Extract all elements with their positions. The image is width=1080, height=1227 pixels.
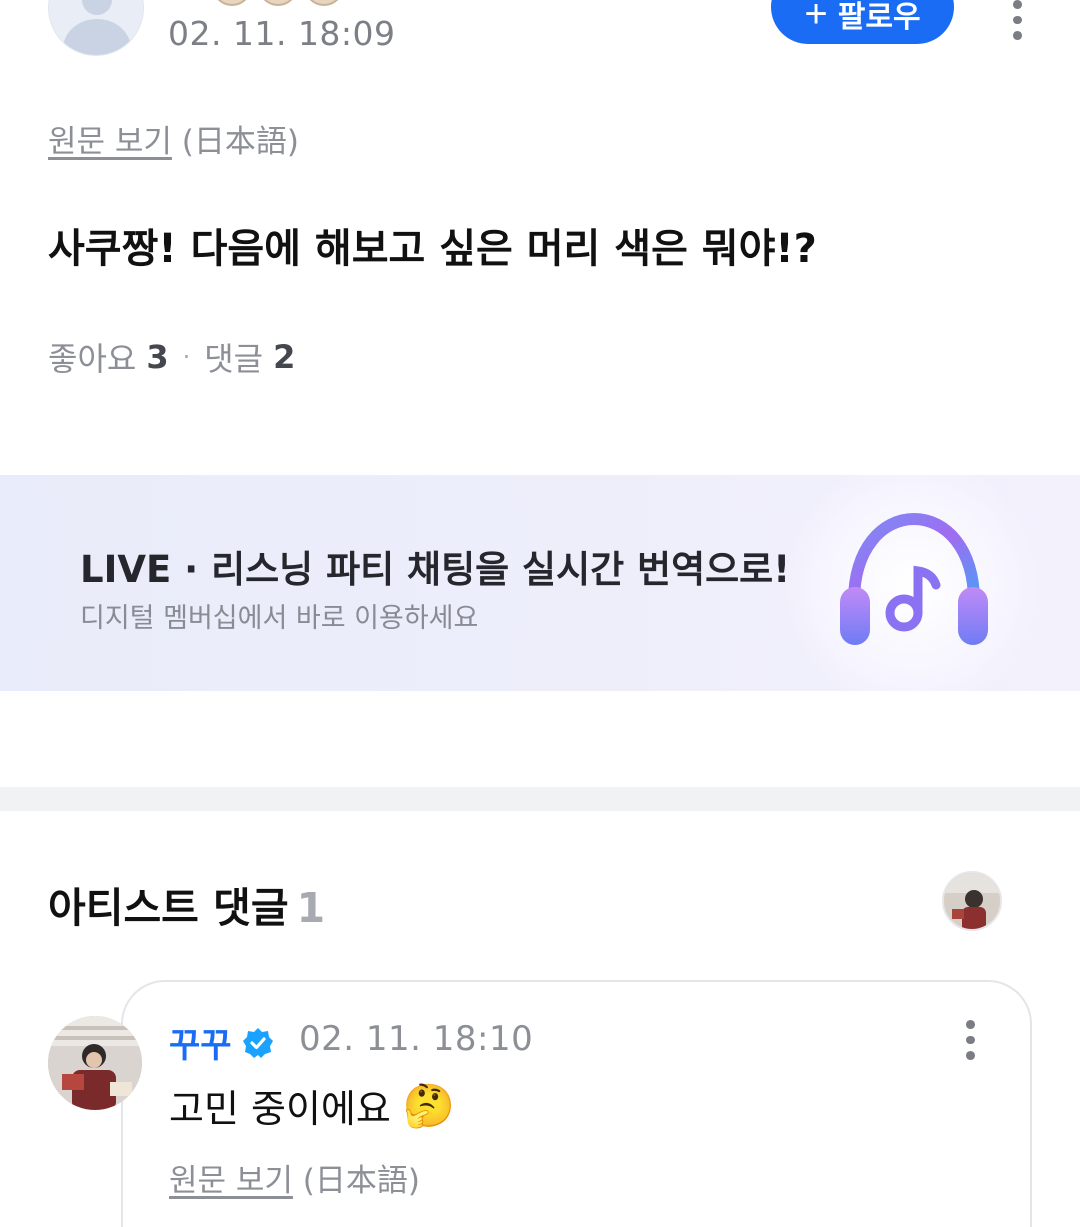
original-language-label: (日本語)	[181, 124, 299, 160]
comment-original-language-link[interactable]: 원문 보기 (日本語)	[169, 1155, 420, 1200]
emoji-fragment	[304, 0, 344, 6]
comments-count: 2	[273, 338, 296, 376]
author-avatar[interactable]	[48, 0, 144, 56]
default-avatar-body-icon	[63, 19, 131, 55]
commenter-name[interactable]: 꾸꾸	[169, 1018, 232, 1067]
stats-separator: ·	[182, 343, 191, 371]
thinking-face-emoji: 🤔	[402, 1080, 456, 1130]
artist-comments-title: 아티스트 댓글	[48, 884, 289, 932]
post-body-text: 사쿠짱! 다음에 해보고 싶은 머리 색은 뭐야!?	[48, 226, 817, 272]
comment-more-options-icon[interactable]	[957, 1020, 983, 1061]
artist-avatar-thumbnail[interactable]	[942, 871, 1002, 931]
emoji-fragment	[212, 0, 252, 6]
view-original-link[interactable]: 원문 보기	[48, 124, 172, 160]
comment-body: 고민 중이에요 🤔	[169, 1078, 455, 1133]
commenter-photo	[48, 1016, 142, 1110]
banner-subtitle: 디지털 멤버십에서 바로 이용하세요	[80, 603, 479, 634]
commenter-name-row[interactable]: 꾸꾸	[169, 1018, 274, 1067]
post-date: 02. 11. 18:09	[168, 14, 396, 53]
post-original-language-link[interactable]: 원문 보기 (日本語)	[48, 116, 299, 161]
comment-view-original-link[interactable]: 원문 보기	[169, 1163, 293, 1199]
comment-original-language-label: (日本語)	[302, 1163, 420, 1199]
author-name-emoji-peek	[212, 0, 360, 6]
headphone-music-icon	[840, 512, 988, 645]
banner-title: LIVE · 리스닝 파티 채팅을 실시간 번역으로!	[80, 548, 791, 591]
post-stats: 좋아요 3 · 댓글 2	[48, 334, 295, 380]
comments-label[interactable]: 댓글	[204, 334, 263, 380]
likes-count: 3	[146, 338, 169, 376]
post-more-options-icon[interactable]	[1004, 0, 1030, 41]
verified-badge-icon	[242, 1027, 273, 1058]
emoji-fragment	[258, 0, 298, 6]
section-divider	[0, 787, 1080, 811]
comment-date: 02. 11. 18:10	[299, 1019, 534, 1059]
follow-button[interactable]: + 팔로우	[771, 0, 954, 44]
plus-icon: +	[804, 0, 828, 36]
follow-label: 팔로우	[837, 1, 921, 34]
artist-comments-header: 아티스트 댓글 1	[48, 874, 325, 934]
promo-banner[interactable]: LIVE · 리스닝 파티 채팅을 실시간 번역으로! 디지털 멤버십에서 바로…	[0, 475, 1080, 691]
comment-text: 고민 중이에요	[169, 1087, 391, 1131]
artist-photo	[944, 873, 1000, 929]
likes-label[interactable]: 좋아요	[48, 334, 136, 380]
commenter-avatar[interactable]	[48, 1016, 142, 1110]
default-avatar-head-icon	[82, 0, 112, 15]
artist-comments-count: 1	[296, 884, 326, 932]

...

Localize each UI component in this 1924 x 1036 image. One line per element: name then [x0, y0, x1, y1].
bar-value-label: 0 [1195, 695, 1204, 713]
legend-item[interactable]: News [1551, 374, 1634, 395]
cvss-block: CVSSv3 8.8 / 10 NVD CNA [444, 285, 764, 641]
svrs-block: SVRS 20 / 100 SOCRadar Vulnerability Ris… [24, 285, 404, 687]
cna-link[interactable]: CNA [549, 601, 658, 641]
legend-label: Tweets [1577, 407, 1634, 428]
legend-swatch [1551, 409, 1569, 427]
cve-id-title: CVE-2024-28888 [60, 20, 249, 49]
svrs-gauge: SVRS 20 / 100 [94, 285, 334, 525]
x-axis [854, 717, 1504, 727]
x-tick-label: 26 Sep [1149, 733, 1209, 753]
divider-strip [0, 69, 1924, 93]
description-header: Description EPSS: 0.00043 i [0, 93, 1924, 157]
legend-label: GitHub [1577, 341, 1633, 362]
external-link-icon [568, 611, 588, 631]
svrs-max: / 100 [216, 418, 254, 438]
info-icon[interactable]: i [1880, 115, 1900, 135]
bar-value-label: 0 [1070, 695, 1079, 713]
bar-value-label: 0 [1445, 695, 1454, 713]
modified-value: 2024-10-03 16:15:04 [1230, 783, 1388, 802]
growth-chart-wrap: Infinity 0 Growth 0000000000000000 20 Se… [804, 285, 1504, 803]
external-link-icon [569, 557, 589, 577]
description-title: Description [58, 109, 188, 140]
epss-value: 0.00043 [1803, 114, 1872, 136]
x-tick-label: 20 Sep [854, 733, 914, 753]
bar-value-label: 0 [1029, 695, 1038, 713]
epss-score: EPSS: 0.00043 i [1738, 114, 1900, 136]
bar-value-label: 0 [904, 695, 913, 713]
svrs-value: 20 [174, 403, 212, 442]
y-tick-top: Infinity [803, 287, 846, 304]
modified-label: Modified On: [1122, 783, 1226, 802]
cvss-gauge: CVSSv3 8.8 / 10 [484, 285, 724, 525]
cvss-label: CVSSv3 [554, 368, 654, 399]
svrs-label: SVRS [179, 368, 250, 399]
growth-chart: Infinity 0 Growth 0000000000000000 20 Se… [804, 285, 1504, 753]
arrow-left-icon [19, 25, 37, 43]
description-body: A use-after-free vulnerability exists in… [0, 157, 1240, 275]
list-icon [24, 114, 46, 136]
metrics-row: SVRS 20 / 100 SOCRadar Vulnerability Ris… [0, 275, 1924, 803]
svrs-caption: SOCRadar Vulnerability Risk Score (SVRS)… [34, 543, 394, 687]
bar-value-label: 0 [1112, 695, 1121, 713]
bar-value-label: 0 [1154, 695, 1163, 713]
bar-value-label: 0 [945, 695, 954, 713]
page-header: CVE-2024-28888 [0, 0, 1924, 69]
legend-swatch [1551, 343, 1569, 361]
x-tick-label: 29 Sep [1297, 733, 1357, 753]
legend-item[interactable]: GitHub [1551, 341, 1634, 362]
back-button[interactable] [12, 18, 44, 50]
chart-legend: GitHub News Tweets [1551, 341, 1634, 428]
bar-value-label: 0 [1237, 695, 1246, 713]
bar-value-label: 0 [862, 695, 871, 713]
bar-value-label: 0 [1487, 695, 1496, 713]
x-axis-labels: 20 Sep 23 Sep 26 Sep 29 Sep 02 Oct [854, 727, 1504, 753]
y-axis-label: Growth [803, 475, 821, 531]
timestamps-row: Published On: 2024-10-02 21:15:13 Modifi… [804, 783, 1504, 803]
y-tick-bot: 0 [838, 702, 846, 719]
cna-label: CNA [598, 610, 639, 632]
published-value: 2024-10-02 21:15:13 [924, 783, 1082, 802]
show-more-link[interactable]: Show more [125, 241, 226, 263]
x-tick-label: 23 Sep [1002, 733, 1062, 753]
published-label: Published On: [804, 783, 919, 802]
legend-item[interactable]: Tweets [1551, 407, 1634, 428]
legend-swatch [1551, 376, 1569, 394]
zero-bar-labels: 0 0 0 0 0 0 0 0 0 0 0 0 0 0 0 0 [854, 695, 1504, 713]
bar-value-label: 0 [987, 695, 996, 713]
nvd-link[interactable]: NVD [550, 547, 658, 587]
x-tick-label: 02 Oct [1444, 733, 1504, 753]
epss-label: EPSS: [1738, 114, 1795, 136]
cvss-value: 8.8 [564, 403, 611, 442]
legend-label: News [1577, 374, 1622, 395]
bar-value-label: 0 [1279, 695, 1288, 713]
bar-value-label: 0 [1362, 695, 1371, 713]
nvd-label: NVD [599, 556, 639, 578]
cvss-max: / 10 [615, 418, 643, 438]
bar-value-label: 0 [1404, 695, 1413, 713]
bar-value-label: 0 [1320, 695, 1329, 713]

• PROBLEM REQUIREMENTS: Begin at the line that has "Localize each UI" and stop after the line that has "arrow-left-icon [19, 25, 37, 43]". Rewrite those items with "bar-value-label" replaced by "bar-data-label" and everything else unchanged.

• REPLY TO THE TASK:
Localize each UI component in this 1924 x 1036 image. One line per element: name then [x0, y0, x1, y1].
bar-data-label: 0 [1195, 695, 1204, 713]
legend-item[interactable]: News [1551, 374, 1634, 395]
cvss-block: CVSSv3 8.8 / 10 NVD CNA [444, 285, 764, 641]
svrs-block: SVRS 20 / 100 SOCRadar Vulnerability Ris… [24, 285, 404, 687]
cna-link[interactable]: CNA [549, 601, 658, 641]
legend-label: Tweets [1577, 407, 1634, 428]
legend-swatch [1551, 409, 1569, 427]
cve-id-title: CVE-2024-28888 [60, 20, 249, 49]
svrs-gauge: SVRS 20 / 100 [94, 285, 334, 525]
x-axis [854, 717, 1504, 727]
x-tick-label: 26 Sep [1149, 733, 1209, 753]
divider-strip [0, 69, 1924, 93]
description-header: Description EPSS: 0.00043 i [0, 93, 1924, 157]
legend-label: GitHub [1577, 341, 1633, 362]
external-link-icon [568, 611, 588, 631]
svrs-max: / 100 [216, 418, 254, 438]
info-icon[interactable]: i [1880, 115, 1900, 135]
bar-data-label: 0 [1070, 695, 1079, 713]
bar-data-label: 0 [1445, 695, 1454, 713]
modified-value: 2024-10-03 16:15:04 [1230, 783, 1388, 802]
growth-chart-wrap: Infinity 0 Growth 0000000000000000 20 Se… [804, 285, 1504, 803]
external-link-icon [569, 557, 589, 577]
description-title: Description [58, 109, 188, 140]
epss-value: 0.00043 [1803, 114, 1872, 136]
x-tick-label: 20 Sep [854, 733, 914, 753]
bar-data-label: 0 [1029, 695, 1038, 713]
epss-score: EPSS: 0.00043 i [1738, 114, 1900, 136]
bar-data-label: 0 [904, 695, 913, 713]
svrs-value: 20 [174, 403, 212, 442]
y-tick-top: Infinity [803, 287, 846, 304]
modified-label: Modified On: [1122, 783, 1226, 802]
cvss-gauge: CVSSv3 8.8 / 10 [484, 285, 724, 525]
cvss-label: CVSSv3 [554, 368, 654, 399]
svrs-label: SVRS [179, 368, 250, 399]
growth-chart: Infinity 0 Growth 0000000000000000 20 Se… [804, 285, 1504, 753]
arrow-left-icon [19, 25, 37, 43]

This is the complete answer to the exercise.